**Instructions for the task**
Pictures aside, quote the whole listing exactly.

**Dataset entries**
╭──

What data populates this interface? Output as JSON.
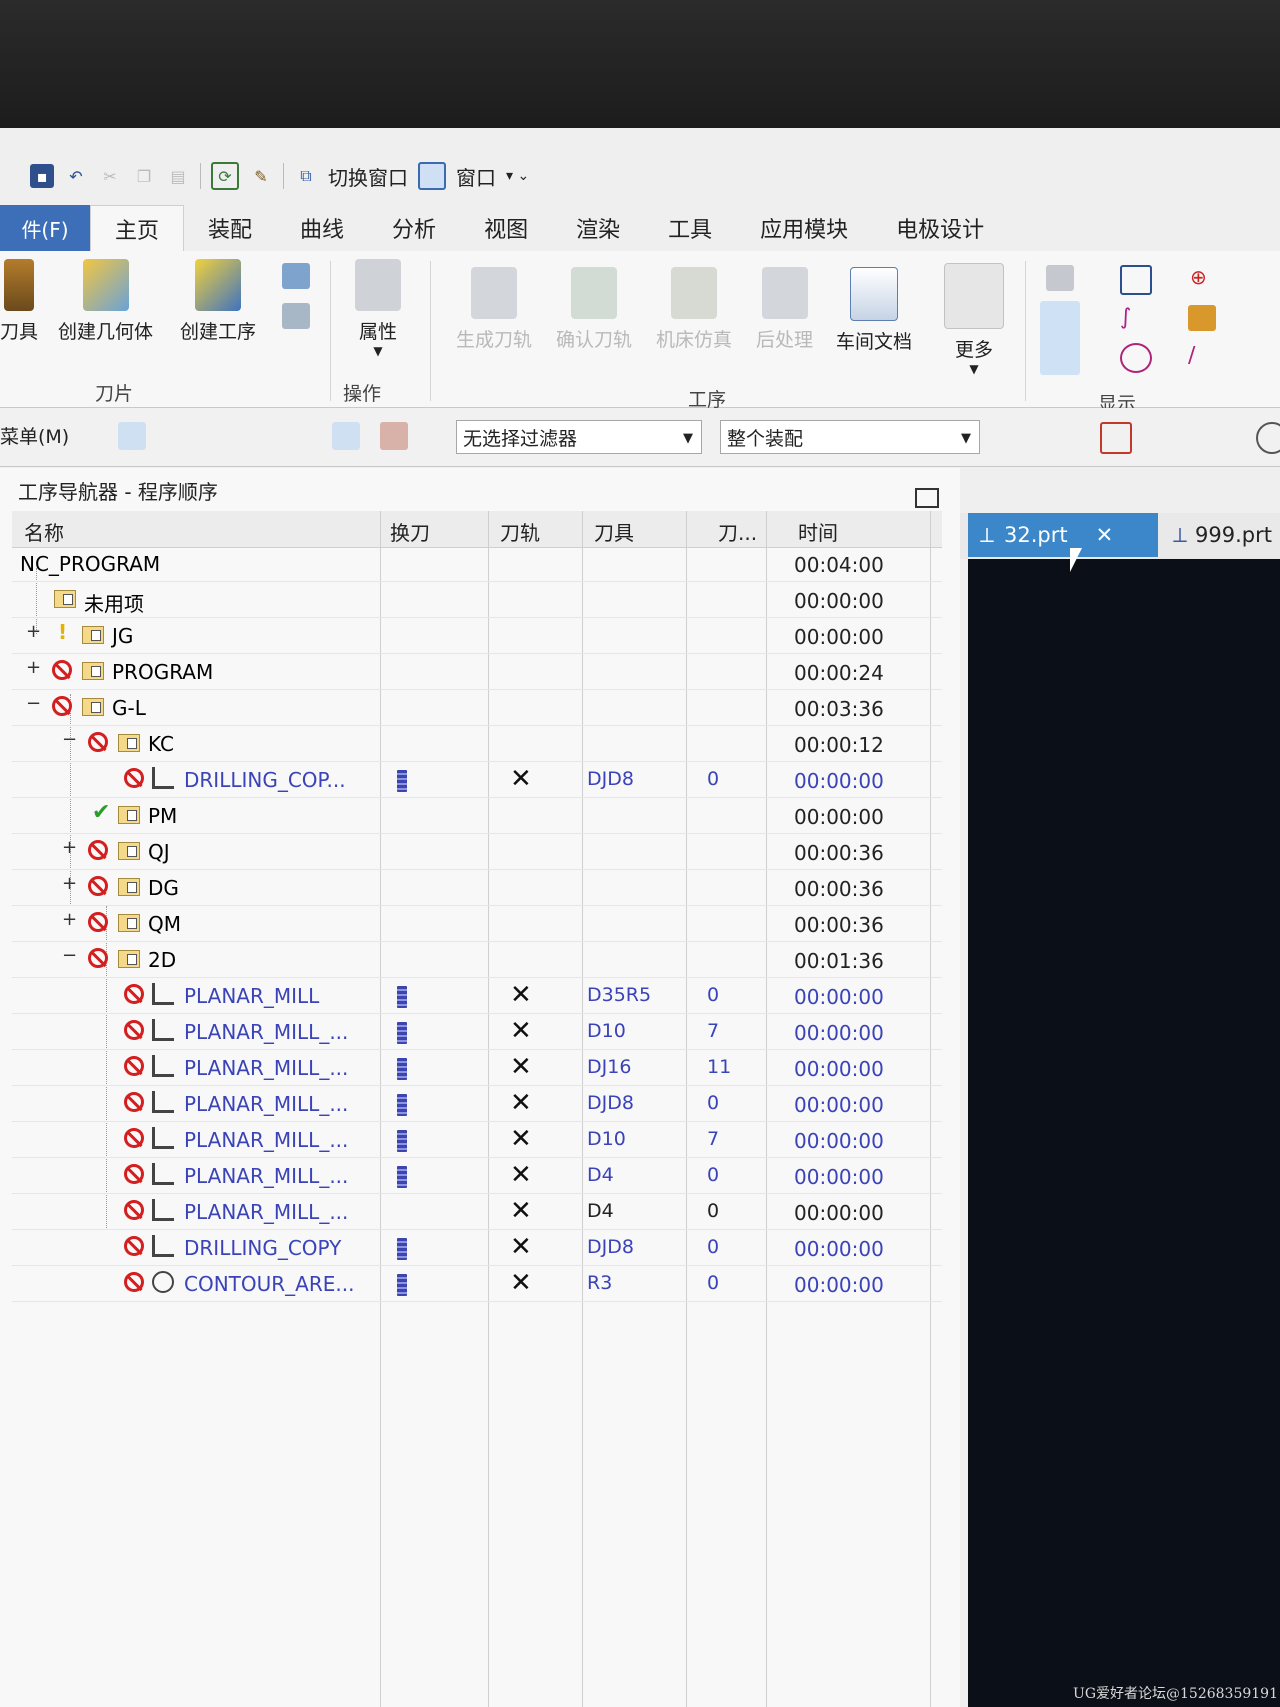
{
  "quick_access": {
    "switch_window": "切换窗口",
    "window": "窗口"
  },
  "tabs": {
    "file": "件(F)",
    "items": [
      "主页",
      "装配",
      "曲线",
      "分析",
      "视图",
      "渲染",
      "工具",
      "应用模块",
      "电极设计"
    ]
  },
  "ribbon": {
    "buttons": {
      "tool": "刀具",
      "create_geometry": "创建几何体",
      "create_operation": "创建工序",
      "properties": "属性",
      "generate_path": "生成刀轨",
      "verify_path": "确认刀轨",
      "machine_sim": "机床仿真",
      "postprocess": "后处理",
      "shop_doc": "车间文档",
      "more": "更多"
    },
    "groups": {
      "insert": "刀片",
      "operations": "操作",
      "process": "工序",
      "display": "显示"
    }
  },
  "selection_bar": {
    "menu": "菜单(M)",
    "filter": "无选择过滤器",
    "scope": "整个装配"
  },
  "navigator": {
    "title": "工序导航器 - 程序顺序",
    "columns": {
      "name": "名称",
      "toolchange": "换刀",
      "path": "刀轨",
      "tool": "刀具",
      "toolno": "刀...",
      "time": "时间"
    },
    "rows": [
      {
        "name": "NC_PROGRAM",
        "time": "00:04:00"
      },
      {
        "name": "未用项",
        "time": "00:00:00"
      },
      {
        "name": "JG",
        "time": "00:00:00"
      },
      {
        "name": "PROGRAM",
        "time": "00:00:24"
      },
      {
        "name": "G-L",
        "time": "00:03:36"
      },
      {
        "name": "KC",
        "time": "00:00:12"
      },
      {
        "name": "DRILLING_COP...",
        "tool": "DJD8",
        "num": "0",
        "time": "00:00:00"
      },
      {
        "name": "PM",
        "time": "00:00:00"
      },
      {
        "name": "QJ",
        "time": "00:00:36"
      },
      {
        "name": "DG",
        "time": "00:00:36"
      },
      {
        "name": "QM",
        "time": "00:00:36"
      },
      {
        "name": "2D",
        "time": "00:01:36"
      },
      {
        "name": "PLANAR_MILL",
        "tool": "D35R5",
        "num": "0",
        "time": "00:00:00"
      },
      {
        "name": "PLANAR_MILL_...",
        "tool": "D10",
        "num": "7",
        "time": "00:00:00"
      },
      {
        "name": "PLANAR_MILL_...",
        "tool": "DJ16",
        "num": "11",
        "time": "00:00:00"
      },
      {
        "name": "PLANAR_MILL_...",
        "tool": "DJD8",
        "num": "0",
        "time": "00:00:00"
      },
      {
        "name": "PLANAR_MILL_...",
        "tool": "D10",
        "num": "7",
        "time": "00:00:00"
      },
      {
        "name": "PLANAR_MILL_...",
        "tool": "D4",
        "num": "0",
        "time": "00:00:00"
      },
      {
        "name": "PLANAR_MILL_...",
        "tool": "D4",
        "num": "0",
        "time": "00:00:00"
      },
      {
        "name": "DRILLING_COPY",
        "tool": "DJD8",
        "num": "0",
        "time": "00:00:00"
      },
      {
        "name": "CONTOUR_ARE...",
        "tool": "R3",
        "num": "0",
        "time": "00:00:00"
      }
    ]
  },
  "doc_tabs": {
    "active": "32.prt",
    "other": "999.prt"
  },
  "watermark": "UG爱好者论坛@15268359191"
}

╰──

**Completed task**
What data populates this interface? Output as JSON.
{
  "quick_access": {
    "switch_window": "切换窗口",
    "window": "窗口"
  },
  "tabs": {
    "file": "件(F)",
    "items": [
      "主页",
      "装配",
      "曲线",
      "分析",
      "视图",
      "渲染",
      "工具",
      "应用模块",
      "电极设计"
    ]
  },
  "ribbon": {
    "buttons": {
      "tool": "刀具",
      "create_geometry": "创建几何体",
      "create_operation": "创建工序",
      "properties": "属性",
      "generate_path": "生成刀轨",
      "verify_path": "确认刀轨",
      "machine_sim": "机床仿真",
      "postprocess": "后处理",
      "shop_doc": "车间文档",
      "more": "更多"
    },
    "groups": {
      "insert": "刀片",
      "operations": "操作",
      "process": "工序",
      "display": "显示"
    }
  },
  "selection_bar": {
    "menu": "菜单(M)",
    "filter": "无选择过滤器",
    "scope": "整个装配"
  },
  "navigator": {
    "title": "工序导航器 - 程序顺序",
    "columns": {
      "name": "名称",
      "toolchange": "换刀",
      "path": "刀轨",
      "tool": "刀具",
      "toolno": "刀...",
      "time": "时间"
    },
    "rows": [
      {
        "name": "NC_PROGRAM",
        "time": "00:04:00"
      },
      {
        "name": "未用项",
        "time": "00:00:00"
      },
      {
        "name": "JG",
        "time": "00:00:00"
      },
      {
        "name": "PROGRAM",
        "time": "00:00:24"
      },
      {
        "name": "G-L",
        "time": "00:03:36"
      },
      {
        "name": "KC",
        "time": "00:00:12"
      },
      {
        "name": "DRILLING_COP...",
        "tool": "DJD8",
        "num": "0",
        "time": "00:00:00"
      },
      {
        "name": "PM",
        "time": "00:00:00"
      },
      {
        "name": "QJ",
        "time": "00:00:36"
      },
      {
        "name": "DG",
        "time": "00:00:36"
      },
      {
        "name": "QM",
        "time": "00:00:36"
      },
      {
        "name": "2D",
        "time": "00:01:36"
      },
      {
        "name": "PLANAR_MILL",
        "tool": "D35R5",
        "num": "0",
        "time": "00:00:00"
      },
      {
        "name": "PLANAR_MILL_...",
        "tool": "D10",
        "num": "7",
        "time": "00:00:00"
      },
      {
        "name": "PLANAR_MILL_...",
        "tool": "DJ16",
        "num": "11",
        "time": "00:00:00"
      },
      {
        "name": "PLANAR_MILL_...",
        "tool": "DJD8",
        "num": "0",
        "time": "00:00:00"
      },
      {
        "name": "PLANAR_MILL_...",
        "tool": "D10",
        "num": "7",
        "time": "00:00:00"
      },
      {
        "name": "PLANAR_MILL_...",
        "tool": "D4",
        "num": "0",
        "time": "00:00:00"
      },
      {
        "name": "PLANAR_MILL_...",
        "tool": "D4",
        "num": "0",
        "time": "00:00:00"
      },
      {
        "name": "DRILLING_COPY",
        "tool": "DJD8",
        "num": "0",
        "time": "00:00:00"
      },
      {
        "name": "CONTOUR_ARE...",
        "tool": "R3",
        "num": "0",
        "time": "00:00:00"
      }
    ]
  },
  "doc_tabs": {
    "active": "32.prt",
    "other": "999.prt"
  },
  "watermark": "UG爱好者论坛@15268359191"
}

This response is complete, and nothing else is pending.